* [What the task asks] Output the lines that follow exactly as they are.

* [Data for the task]

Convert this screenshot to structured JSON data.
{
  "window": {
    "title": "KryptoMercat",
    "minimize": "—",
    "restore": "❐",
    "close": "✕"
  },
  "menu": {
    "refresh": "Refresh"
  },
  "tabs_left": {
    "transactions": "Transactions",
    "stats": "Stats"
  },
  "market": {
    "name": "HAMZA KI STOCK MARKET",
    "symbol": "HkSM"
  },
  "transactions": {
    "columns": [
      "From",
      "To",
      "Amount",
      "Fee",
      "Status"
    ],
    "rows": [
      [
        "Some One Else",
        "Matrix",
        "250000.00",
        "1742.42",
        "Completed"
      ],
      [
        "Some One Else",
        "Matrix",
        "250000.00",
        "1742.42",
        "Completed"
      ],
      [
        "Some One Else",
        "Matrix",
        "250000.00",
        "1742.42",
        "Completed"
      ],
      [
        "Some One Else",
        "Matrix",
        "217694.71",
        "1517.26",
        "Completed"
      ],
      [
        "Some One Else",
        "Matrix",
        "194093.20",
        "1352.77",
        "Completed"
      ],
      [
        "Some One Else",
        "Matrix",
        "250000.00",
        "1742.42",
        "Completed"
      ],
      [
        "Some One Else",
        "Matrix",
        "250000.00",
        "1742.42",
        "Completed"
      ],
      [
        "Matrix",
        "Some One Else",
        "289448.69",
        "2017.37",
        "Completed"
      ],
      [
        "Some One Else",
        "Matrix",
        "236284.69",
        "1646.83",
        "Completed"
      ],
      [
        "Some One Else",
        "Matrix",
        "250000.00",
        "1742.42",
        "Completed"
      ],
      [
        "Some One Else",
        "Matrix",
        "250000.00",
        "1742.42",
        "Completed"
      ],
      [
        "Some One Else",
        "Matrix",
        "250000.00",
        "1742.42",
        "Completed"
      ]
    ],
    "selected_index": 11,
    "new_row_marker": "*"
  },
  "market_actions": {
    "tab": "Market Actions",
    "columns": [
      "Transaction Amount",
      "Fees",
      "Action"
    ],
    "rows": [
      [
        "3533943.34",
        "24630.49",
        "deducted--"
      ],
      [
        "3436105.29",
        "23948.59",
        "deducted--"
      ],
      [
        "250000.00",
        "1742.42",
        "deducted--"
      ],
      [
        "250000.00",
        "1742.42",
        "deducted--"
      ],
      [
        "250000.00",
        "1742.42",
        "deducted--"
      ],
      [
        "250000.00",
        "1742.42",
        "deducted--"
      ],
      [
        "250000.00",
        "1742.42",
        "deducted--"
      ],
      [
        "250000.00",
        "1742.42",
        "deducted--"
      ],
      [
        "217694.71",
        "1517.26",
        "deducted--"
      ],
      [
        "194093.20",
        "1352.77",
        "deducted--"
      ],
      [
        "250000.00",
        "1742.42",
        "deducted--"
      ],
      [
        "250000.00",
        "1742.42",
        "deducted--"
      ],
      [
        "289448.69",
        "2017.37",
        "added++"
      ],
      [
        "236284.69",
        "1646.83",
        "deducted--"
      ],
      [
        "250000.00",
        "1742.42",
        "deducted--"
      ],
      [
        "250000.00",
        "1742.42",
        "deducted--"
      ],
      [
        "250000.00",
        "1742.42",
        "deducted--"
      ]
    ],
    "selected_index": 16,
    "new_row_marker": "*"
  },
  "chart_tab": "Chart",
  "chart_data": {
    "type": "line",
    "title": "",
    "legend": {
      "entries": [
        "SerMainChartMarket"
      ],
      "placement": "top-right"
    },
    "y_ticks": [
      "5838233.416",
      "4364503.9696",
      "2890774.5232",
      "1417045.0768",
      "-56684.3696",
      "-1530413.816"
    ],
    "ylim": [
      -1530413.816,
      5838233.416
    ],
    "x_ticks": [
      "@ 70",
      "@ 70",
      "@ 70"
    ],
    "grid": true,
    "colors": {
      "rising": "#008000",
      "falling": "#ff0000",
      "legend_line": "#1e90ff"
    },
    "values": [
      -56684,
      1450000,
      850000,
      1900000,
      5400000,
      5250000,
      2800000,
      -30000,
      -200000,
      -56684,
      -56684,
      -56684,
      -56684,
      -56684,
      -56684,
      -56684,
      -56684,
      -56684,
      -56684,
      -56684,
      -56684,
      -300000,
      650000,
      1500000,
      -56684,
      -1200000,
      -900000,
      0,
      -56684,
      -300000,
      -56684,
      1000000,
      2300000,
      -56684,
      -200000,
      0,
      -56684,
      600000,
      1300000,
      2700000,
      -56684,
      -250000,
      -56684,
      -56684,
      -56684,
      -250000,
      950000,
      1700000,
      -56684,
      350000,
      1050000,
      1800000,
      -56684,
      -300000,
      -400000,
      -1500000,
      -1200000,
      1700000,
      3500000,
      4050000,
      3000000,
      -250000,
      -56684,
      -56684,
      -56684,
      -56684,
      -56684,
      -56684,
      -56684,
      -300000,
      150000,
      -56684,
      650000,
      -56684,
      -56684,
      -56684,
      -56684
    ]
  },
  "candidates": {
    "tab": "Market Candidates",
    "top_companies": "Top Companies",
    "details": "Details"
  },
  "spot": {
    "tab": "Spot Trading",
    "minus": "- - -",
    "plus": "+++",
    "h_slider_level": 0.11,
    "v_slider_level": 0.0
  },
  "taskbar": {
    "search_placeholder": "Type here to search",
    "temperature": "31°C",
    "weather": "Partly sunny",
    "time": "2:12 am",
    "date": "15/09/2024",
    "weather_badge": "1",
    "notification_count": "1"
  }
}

* [Solution]
Convert this screenshot to structured JSON data.
{
  "window": {
    "title": "KryptoMercat",
    "minimize": "—",
    "restore": "❐",
    "close": "✕"
  },
  "menu": {
    "refresh": "Refresh"
  },
  "tabs_left": {
    "transactions": "Transactions",
    "stats": "Stats"
  },
  "market": {
    "name": "HAMZA KI STOCK MARKET",
    "symbol": "HkSM"
  },
  "transactions": {
    "columns": [
      "From",
      "To",
      "Amount",
      "Fee",
      "Status"
    ],
    "rows": [
      [
        "Some One Else",
        "Matrix",
        "250000.00",
        "1742.42",
        "Completed"
      ],
      [
        "Some One Else",
        "Matrix",
        "250000.00",
        "1742.42",
        "Completed"
      ],
      [
        "Some One Else",
        "Matrix",
        "250000.00",
        "1742.42",
        "Completed"
      ],
      [
        "Some One Else",
        "Matrix",
        "217694.71",
        "1517.26",
        "Completed"
      ],
      [
        "Some One Else",
        "Matrix",
        "194093.20",
        "1352.77",
        "Completed"
      ],
      [
        "Some One Else",
        "Matrix",
        "250000.00",
        "1742.42",
        "Completed"
      ],
      [
        "Some One Else",
        "Matrix",
        "250000.00",
        "1742.42",
        "Completed"
      ],
      [
        "Matrix",
        "Some One Else",
        "289448.69",
        "2017.37",
        "Completed"
      ],
      [
        "Some One Else",
        "Matrix",
        "236284.69",
        "1646.83",
        "Completed"
      ],
      [
        "Some One Else",
        "Matrix",
        "250000.00",
        "1742.42",
        "Completed"
      ],
      [
        "Some One Else",
        "Matrix",
        "250000.00",
        "1742.42",
        "Completed"
      ],
      [
        "Some One Else",
        "Matrix",
        "250000.00",
        "1742.42",
        "Completed"
      ]
    ],
    "selected_index": 11,
    "new_row_marker": "*"
  },
  "market_actions": {
    "tab": "Market Actions",
    "columns": [
      "Transaction Amount",
      "Fees",
      "Action"
    ],
    "rows": [
      [
        "3533943.34",
        "24630.49",
        "deducted--"
      ],
      [
        "3436105.29",
        "23948.59",
        "deducted--"
      ],
      [
        "250000.00",
        "1742.42",
        "deducted--"
      ],
      [
        "250000.00",
        "1742.42",
        "deducted--"
      ],
      [
        "250000.00",
        "1742.42",
        "deducted--"
      ],
      [
        "250000.00",
        "1742.42",
        "deducted--"
      ],
      [
        "250000.00",
        "1742.42",
        "deducted--"
      ],
      [
        "250000.00",
        "1742.42",
        "deducted--"
      ],
      [
        "217694.71",
        "1517.26",
        "deducted--"
      ],
      [
        "194093.20",
        "1352.77",
        "deducted--"
      ],
      [
        "250000.00",
        "1742.42",
        "deducted--"
      ],
      [
        "250000.00",
        "1742.42",
        "deducted--"
      ],
      [
        "289448.69",
        "2017.37",
        "added++"
      ],
      [
        "236284.69",
        "1646.83",
        "deducted--"
      ],
      [
        "250000.00",
        "1742.42",
        "deducted--"
      ],
      [
        "250000.00",
        "1742.42",
        "deducted--"
      ],
      [
        "250000.00",
        "1742.42",
        "deducted--"
      ]
    ],
    "selected_index": 16,
    "new_row_marker": "*"
  },
  "chart_tab": "Chart",
  "chart_data": {
    "type": "line",
    "title": "",
    "legend": {
      "entries": [
        "SerMainChartMarket"
      ],
      "placement": "top-right"
    },
    "y_ticks": [
      "5838233.416",
      "4364503.9696",
      "2890774.5232",
      "1417045.0768",
      "-56684.3696",
      "-1530413.816"
    ],
    "ylim": [
      -1530413.816,
      5838233.416
    ],
    "x_ticks": [
      "@ 70",
      "@ 70",
      "@ 70"
    ],
    "grid": true,
    "colors": {
      "rising": "#008000",
      "falling": "#ff0000",
      "legend_line": "#1e90ff"
    },
    "values": [
      -56684,
      1450000,
      850000,
      1900000,
      5400000,
      5250000,
      2800000,
      -30000,
      -200000,
      -56684,
      -56684,
      -56684,
      -56684,
      -56684,
      -56684,
      -56684,
      -56684,
      -56684,
      -56684,
      -56684,
      -56684,
      -300000,
      650000,
      1500000,
      -56684,
      -1200000,
      -900000,
      0,
      -56684,
      -300000,
      -56684,
      1000000,
      2300000,
      -56684,
      -200000,
      0,
      -56684,
      600000,
      1300000,
      2700000,
      -56684,
      -250000,
      -56684,
      -56684,
      -56684,
      -250000,
      950000,
      1700000,
      -56684,
      350000,
      1050000,
      1800000,
      -56684,
      -300000,
      -400000,
      -1500000,
      -1200000,
      1700000,
      3500000,
      4050000,
      3000000,
      -250000,
      -56684,
      -56684,
      -56684,
      -56684,
      -56684,
      -56684,
      -56684,
      -300000,
      150000,
      -56684,
      650000,
      -56684,
      -56684,
      -56684,
      -56684
    ]
  },
  "candidates": {
    "tab": "Market Candidates",
    "top_companies": "Top Companies",
    "details": "Details"
  },
  "spot": {
    "tab": "Spot Trading",
    "minus": "- - -",
    "plus": "+++",
    "h_slider_level": 0.11,
    "v_slider_level": 0.0
  },
  "taskbar": {
    "search_placeholder": "Type here to search",
    "temperature": "31°C",
    "weather": "Partly sunny",
    "time": "2:12 am",
    "date": "15/09/2024",
    "weather_badge": "1",
    "notification_count": "1"
  }
}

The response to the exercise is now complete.